### Task instructions
Every line in the listing is to be echoed verbatim.
↓
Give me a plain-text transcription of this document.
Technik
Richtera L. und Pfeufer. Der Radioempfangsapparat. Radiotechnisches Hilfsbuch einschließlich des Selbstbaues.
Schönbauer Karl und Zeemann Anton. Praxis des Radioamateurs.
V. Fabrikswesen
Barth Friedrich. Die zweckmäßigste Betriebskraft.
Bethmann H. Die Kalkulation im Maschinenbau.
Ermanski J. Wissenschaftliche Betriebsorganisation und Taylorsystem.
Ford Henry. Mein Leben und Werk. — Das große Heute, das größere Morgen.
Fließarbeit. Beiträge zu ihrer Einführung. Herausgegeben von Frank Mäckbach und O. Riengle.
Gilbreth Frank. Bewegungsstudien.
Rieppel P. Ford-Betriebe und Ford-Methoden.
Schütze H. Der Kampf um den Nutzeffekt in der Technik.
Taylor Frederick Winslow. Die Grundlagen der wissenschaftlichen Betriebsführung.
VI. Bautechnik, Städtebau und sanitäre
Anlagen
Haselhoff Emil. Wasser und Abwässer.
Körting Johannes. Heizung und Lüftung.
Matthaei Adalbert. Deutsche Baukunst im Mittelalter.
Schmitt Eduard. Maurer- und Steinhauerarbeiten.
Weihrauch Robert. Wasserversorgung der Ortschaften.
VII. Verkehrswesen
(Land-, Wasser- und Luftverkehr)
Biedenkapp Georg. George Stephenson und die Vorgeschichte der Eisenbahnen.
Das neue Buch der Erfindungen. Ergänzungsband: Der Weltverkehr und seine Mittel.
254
↑
### Result
Give me a plain-text transcription of this document.
Technik
Richtera L. und Pfeufer. Der Radioempfangsapparat. Radiotechnisches Hilfsbuch einschließlich des Selbstbaues.
Schönbauer Karl und Zeemann Anton. Praxis des Radioamateurs.
V. Fabrikswesen
Barth Friedrich. Die zweckmäßigste Betriebskraft.
Bethmann H. Die Kalkulation im Maschinenbau.
Ermanski J. Wissenschaftliche Betriebsorganisation und Taylorsystem.
Ford Henry. Mein Leben und Werk. — Das große Heute, das größere Morgen.
Fließarbeit. Beiträge zu ihrer Einführung. Herausgegeben von Frank Mäckbach und O. Riengle.
Gilbreth Frank. Bewegungsstudien.
Rieppel P. Ford-Betriebe und Ford-Methoden.
Schütze H. Der Kampf um den Nutzeffekt in der Technik.
Taylor Frederick Winslow. Die Grundlagen der wissenschaftlichen Betriebsführung.
VI. Bautechnik, Städtebau und sanitäre
Anlagen
Haselhoff Emil. Wasser und Abwässer.
Körting Johannes. Heizung und Lüftung.
Matthaei Adalbert. Deutsche Baukunst im Mittelalter.
Schmitt Eduard. Maurer- und Steinhauerarbeiten.
Weihrauch Robert. Wasserversorgung der Ortschaften.
VII. Verkehrswesen
(Land-, Wasser- und Luftverkehr)
Biedenkapp Georg. George Stephenson und die Vorgeschichte der Eisenbahnen.
Das neue Buch der Erfindungen. Ergänzungsband: Der Weltverkehr und seine Mittel.
254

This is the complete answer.